673 milioni di persone hanno sofferto la fame nel 2024, 15 milioni in meno rispetto agli anni precedenti, ma ancora una percentuale, l’8,2%, troppo elevata. Il dato è stato diffuso dal Rapporto SOFI: “Lo stato della sicurezza alimentare e della nutrizione nel mondo”.
Il Rapporto è stato redatto dall’Organizzazione delle Nazioni Unite per l’alimentazione e l’agricoltura (FAO), il Fondo internazionale per lo sviluppo agricolo (IFAD), il Fondo delle Nazioni Unite per l’infanzia (UNICEF), il Programma alimentare mondiale delle Nazioni Unite (PAM) e l’Organizzazione mondiale della sanità (OMS).
Between 638 and 720 million people faced hunger in 2024.
⏩ Swipe to learn what are the policy solutions to help address the impacts of high food prices on global hunger.#SOFI2025
— Food and Agriculture Organization (@FAO) July 28, 2025
Il Rapporto presentato ad Addis Abeba, in occasione del “Secondo vertice delle Nazioni Unite di bilancio dei sistemi alimentari”, evidenzia come la fame sia aumentata in alcune regioni africane e dell’Asia occidentale. Le regioni che registrano miglioramenti sono l’Asia meridionale e l’America Latina. Nella regione asiatica “la prevalenza della sottoalimentazione (PoU) è scesa dal 7,9 percento del 2022 al 6,7 percento”, in America Latina e Caraibi c’è stata “una flessione dell’indicatore PoU dal picco del 6,1 percento del 2020 al 5,1 percento.”
La diffusione del Rapporto è stata preceduta dalla comunicazione dei dati relativi alla correlazione tra eventi climatici estremi e povertà. Proprio l’aumento dell’inflazione ha rallentato la ripresa della sicurezza alimentare scesa a livelli preoccupanti durante l’epidemia di Covid-19.
In Africa oltre il 20% della popolazione soffre la fame, almeno 307 milioni di persone mentre in Asia occidentale ne ha sofferto il 12,7%, 39 milioni di persone. Secondo le previsioni diffuse entro il 2030 512 milioni di persone potrebbero essere denutrite e il 60% di queste potrebbe trovarsi in Africa.

## CONSEGNA
Ricopia il testo sulla fame nel mondo tra "Il Rapporto è" e "hunger in 2024.", estremi inclusi, e cambia "redatto" in "elaborato".

## MATERIALE FORNITO
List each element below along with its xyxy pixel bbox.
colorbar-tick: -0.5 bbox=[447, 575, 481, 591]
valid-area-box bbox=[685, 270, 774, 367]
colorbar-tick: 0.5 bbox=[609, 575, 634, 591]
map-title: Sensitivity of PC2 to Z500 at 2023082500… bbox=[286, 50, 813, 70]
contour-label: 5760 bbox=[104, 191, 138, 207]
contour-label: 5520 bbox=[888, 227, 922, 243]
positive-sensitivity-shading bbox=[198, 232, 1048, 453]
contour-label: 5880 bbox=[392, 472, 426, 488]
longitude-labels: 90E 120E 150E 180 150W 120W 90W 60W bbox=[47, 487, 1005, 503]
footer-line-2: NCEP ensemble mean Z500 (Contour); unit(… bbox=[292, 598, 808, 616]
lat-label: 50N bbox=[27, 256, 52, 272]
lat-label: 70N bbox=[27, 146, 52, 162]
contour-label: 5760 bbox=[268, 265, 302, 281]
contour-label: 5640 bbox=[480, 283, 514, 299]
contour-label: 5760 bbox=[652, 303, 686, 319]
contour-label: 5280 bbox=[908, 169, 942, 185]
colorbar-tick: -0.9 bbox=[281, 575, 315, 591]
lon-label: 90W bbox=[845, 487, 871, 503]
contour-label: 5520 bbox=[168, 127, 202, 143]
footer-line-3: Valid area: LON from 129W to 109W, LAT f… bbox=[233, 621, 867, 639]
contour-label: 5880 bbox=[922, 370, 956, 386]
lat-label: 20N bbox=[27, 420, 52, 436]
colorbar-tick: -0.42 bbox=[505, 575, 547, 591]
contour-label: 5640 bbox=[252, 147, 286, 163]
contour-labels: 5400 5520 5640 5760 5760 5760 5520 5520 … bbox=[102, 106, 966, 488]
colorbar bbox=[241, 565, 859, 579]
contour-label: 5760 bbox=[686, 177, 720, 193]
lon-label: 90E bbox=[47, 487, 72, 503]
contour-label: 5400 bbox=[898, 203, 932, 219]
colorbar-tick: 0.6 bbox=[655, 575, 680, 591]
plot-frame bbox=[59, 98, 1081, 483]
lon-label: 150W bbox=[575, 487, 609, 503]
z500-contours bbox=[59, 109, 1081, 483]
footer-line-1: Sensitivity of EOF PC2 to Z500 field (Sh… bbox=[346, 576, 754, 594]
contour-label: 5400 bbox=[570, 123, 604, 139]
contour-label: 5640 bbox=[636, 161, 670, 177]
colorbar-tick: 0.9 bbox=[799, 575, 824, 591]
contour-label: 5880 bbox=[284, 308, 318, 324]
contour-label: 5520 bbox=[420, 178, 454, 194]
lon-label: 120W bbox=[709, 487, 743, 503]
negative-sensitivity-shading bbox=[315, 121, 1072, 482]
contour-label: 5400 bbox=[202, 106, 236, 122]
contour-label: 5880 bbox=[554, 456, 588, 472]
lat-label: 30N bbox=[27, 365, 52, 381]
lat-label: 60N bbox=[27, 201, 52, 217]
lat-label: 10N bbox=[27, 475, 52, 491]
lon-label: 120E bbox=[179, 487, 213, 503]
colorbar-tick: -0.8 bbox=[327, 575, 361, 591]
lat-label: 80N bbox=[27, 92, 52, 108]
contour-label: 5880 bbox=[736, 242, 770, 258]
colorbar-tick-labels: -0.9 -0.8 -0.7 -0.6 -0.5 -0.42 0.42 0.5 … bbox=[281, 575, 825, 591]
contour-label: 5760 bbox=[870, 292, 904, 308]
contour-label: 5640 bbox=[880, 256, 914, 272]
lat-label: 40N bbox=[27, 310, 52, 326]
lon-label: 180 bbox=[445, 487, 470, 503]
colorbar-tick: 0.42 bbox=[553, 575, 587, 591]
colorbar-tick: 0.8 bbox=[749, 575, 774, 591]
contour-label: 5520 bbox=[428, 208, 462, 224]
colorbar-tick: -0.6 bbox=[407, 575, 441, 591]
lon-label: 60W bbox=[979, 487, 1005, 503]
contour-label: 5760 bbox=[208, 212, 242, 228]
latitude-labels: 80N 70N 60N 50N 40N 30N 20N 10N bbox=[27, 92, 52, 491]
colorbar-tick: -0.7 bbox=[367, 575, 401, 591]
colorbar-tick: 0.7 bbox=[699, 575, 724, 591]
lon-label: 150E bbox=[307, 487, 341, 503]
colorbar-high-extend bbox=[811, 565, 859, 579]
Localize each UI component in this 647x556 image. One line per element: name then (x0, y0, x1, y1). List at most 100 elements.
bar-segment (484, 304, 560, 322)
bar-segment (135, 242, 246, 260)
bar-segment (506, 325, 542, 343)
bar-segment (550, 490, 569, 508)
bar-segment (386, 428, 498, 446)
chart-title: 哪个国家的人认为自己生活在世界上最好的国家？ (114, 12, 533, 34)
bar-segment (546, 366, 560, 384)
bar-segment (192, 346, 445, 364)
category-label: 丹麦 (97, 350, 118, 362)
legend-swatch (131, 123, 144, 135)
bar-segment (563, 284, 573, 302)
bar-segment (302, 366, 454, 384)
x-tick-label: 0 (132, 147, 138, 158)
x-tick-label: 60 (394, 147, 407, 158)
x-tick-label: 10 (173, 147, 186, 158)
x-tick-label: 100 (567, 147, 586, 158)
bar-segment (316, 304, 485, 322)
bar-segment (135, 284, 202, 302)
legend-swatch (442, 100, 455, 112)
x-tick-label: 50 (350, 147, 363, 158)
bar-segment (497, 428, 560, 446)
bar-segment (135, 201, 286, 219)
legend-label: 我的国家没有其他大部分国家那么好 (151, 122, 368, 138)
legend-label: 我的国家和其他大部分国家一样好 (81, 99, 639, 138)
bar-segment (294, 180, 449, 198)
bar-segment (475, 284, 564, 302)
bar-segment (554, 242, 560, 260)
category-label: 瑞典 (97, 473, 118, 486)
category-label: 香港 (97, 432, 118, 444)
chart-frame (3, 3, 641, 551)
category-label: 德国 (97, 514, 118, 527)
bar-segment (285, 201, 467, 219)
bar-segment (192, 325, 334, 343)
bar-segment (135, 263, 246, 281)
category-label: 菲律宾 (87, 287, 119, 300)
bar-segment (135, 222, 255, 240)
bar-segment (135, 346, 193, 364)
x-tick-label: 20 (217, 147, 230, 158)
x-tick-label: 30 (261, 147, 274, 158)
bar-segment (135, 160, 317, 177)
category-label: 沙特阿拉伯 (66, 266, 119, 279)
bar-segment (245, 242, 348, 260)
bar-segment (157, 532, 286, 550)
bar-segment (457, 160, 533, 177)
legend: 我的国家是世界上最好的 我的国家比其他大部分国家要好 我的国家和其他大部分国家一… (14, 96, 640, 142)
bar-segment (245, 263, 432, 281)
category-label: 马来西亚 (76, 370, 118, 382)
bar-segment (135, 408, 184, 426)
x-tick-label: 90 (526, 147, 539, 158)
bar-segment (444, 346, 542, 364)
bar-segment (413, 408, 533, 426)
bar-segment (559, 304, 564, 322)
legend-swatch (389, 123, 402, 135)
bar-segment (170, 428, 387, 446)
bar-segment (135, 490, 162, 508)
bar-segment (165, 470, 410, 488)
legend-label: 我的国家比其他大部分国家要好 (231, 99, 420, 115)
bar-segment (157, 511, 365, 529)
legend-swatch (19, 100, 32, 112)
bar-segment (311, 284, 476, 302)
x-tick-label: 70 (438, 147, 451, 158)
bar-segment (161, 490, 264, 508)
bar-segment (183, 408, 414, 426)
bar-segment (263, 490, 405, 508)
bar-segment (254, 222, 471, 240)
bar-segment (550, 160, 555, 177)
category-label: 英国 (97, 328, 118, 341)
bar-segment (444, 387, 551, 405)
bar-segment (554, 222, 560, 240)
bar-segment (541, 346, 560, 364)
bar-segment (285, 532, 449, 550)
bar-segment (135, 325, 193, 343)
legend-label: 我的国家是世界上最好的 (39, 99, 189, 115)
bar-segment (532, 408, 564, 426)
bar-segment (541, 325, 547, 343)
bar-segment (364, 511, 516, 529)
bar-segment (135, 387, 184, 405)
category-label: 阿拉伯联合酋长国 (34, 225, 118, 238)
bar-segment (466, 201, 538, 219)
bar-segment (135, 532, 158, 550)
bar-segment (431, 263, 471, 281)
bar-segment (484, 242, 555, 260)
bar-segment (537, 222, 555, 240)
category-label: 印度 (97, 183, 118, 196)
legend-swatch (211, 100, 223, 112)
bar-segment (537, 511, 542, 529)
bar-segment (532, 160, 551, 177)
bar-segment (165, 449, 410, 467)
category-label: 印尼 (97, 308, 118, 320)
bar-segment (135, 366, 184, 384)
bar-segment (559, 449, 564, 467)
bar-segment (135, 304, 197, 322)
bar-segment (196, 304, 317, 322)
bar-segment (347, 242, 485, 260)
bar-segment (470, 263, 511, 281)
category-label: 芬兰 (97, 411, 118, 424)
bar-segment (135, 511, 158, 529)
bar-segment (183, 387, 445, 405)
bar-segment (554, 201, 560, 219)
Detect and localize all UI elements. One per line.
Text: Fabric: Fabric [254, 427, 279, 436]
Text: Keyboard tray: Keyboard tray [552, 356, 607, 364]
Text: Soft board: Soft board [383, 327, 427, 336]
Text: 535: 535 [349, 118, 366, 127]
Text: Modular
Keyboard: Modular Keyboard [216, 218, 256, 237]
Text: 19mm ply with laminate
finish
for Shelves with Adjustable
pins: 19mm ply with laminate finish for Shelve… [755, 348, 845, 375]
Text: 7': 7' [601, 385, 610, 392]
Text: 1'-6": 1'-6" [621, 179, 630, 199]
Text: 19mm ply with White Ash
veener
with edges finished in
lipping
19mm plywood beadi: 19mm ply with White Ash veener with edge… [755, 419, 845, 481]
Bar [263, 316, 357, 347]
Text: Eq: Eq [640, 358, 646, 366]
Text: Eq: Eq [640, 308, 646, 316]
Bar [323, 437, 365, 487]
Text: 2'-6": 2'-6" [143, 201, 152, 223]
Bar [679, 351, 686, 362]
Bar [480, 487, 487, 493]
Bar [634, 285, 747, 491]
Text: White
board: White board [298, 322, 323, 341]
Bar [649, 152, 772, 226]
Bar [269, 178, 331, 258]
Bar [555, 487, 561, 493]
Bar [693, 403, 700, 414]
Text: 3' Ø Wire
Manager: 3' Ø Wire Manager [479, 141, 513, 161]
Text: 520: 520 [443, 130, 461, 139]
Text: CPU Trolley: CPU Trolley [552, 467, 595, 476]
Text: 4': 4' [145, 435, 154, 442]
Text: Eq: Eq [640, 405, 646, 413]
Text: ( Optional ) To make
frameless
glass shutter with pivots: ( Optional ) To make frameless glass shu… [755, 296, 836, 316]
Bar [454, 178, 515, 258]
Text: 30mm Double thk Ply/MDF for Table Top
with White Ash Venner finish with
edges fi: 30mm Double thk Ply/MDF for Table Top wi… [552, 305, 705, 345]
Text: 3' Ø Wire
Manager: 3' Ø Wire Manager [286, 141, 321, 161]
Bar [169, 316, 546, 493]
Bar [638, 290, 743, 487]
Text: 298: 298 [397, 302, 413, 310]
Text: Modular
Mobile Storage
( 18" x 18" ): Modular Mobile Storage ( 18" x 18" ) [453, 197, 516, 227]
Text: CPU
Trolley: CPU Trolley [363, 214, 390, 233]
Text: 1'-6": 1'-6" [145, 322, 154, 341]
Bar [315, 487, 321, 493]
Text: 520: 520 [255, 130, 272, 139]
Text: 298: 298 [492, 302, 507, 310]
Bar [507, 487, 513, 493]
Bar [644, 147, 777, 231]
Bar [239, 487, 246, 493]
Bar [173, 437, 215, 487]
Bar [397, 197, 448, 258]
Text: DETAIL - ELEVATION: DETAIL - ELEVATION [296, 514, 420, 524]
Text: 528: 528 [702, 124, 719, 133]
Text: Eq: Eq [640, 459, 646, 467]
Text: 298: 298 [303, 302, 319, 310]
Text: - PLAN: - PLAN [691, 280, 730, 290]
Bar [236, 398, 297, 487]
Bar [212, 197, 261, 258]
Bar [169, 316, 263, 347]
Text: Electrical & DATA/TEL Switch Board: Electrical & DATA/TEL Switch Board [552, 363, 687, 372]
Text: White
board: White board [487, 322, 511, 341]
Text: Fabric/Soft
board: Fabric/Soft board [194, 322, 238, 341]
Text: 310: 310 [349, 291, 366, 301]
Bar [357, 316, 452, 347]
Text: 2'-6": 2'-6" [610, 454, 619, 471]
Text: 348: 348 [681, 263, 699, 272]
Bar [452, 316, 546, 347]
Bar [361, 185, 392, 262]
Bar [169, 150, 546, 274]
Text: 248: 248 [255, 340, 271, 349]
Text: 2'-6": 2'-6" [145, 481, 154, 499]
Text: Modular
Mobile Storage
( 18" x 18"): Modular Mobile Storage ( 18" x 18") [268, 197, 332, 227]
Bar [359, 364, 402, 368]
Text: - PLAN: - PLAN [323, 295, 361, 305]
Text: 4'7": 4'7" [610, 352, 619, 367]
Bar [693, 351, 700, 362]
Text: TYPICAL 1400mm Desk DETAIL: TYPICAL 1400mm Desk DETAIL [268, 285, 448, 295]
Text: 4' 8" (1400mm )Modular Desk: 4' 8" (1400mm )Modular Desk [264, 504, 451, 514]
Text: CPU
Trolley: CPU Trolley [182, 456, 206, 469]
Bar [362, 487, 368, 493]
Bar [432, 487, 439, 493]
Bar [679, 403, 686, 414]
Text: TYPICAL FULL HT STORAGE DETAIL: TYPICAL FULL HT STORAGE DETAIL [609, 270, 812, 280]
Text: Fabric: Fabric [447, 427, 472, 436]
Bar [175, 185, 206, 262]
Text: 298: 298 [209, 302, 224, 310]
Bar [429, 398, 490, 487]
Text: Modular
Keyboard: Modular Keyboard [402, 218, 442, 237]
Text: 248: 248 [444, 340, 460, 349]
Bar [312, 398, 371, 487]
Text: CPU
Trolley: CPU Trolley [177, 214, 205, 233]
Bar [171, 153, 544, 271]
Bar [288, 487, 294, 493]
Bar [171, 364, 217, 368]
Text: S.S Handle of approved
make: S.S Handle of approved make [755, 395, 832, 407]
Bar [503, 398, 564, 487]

## SPAZIO RISPOSTA
Il Rapporto è stato elaborato dall’Organizzazione delle Nazioni Unite per l’alimentazione e l’agricoltura (FAO), il Fondo internazionale per lo sviluppo agricolo (IFAD), il Fondo delle Nazioni Unite per l’infanzia (UNICEF), il Programma alimentare mondiale delle Nazioni Unite (PAM) e l’Organizzazione mondiale della sanità (OMS).
Between 638 and 720 million people faced hunger in 2024.